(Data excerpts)
** Start **
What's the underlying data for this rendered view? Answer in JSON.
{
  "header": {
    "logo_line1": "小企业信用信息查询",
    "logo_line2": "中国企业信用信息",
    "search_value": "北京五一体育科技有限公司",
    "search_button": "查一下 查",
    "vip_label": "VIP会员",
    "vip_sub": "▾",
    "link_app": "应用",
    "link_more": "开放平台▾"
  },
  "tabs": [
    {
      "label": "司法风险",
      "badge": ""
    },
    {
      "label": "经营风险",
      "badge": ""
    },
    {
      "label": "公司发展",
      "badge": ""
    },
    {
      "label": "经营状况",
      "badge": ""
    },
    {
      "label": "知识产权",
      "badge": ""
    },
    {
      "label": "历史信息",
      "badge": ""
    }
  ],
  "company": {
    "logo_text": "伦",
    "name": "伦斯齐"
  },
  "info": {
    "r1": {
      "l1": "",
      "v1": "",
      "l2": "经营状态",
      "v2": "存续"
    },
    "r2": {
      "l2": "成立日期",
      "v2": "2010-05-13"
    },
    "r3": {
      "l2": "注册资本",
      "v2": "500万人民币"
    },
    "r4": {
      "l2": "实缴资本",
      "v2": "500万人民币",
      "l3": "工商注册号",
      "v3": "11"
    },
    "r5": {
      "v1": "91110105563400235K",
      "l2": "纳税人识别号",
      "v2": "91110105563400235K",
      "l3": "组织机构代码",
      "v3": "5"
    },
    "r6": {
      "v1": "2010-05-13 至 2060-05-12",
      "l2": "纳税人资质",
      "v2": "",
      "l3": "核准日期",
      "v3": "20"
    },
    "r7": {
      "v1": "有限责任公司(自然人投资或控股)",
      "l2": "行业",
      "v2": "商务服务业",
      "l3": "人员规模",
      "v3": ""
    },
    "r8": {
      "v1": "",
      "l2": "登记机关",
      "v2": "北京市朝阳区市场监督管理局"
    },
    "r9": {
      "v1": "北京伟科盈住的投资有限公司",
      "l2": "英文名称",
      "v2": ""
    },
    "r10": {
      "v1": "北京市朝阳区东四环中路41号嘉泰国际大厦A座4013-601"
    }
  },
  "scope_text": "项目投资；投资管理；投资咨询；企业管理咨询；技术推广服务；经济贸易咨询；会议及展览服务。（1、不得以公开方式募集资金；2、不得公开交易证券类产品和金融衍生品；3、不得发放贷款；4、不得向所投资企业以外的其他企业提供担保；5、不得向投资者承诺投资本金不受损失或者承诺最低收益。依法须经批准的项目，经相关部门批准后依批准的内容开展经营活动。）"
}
** End **
What is needed = In full and verbatim, repeat the records given above.

Exercise response =
What's the underlying data for this rendered view? Answer in JSON.
{
  "header": {
    "logo_line1": "小企业信用信息查询",
    "logo_line2": "中国企业信用信息",
    "search_value": "北京五一体育科技有限公司",
    "search_button": "查一下 查",
    "vip_label": "VIP会员",
    "vip_sub": "▾",
    "link_app": "应用",
    "link_more": "开放平台▾"
  },
  "tabs": [
    {
      "label": "司法风险",
      "badge": ""
    },
    {
      "label": "经营风险",
      "badge": ""
    },
    {
      "label": "公司发展",
      "badge": ""
    },
    {
      "label": "经营状况",
      "badge": ""
    },
    {
      "label": "知识产权",
      "badge": ""
    },
    {
      "label": "历史信息",
      "badge": ""
    }
  ],
  "company": {
    "logo_text": "伦",
    "name": "伦斯齐"
  },
  "info": {
    "r1": {
      "l1": "",
      "v1": "",
      "l2": "经营状态",
      "v2": "存续"
    },
    "r2": {
      "l2": "成立日期",
      "v2": "2010-05-13"
    },
    "r3": {
      "l2": "注册资本",
      "v2": "500万人民币"
    },
    "r4": {
      "l2": "实缴资本",
      "v2": "500万人民币",
      "l3": "工商注册号",
      "v3": "11"
    },
    "r5": {
      "v1": "91110105563400235K",
      "l2": "纳税人识别号",
      "v2": "91110105563400235K",
      "l3": "组织机构代码",
      "v3": "5"
    },
    "r6": {
      "v1": "2010-05-13 至 2060-05-12",
      "l2": "纳税人资质",
      "v2": "",
      "l3": "核准日期",
      "v3": "20"
    },
    "r7": {
      "v1": "有限责任公司(自然人投资或控股)",
      "l2": "行业",
      "v2": "商务服务业",
      "l3": "人员规模",
      "v3": ""
    },
    "r8": {
      "v1": "",
      "l2": "登记机关",
      "v2": "北京市朝阳区市场监督管理局"
    },
    "r9": {
      "v1": "北京伟科盈住的投资有限公司",
      "l2": "英文名称",
      "v2": ""
    },
    "r10": {
      "v1": "北京市朝阳区东四环中路41号嘉泰国际大厦A座4013-601"
    }
  },
  "scope_text": "项目投资；投资管理；投资咨询；企业管理咨询；技术推广服务；经济贸易咨询；会议及展览服务。（1、不得以公开方式募集资金；2、不得公开交易证券类产品和金融衍生品；3、不得发放贷款；4、不得向所投资企业以外的其他企业提供担保；5、不得向投资者承诺投资本金不受损失或者承诺最低收益。依法须经批准的项目，经相关部门批准后依批准的内容开展经营活动。）"
}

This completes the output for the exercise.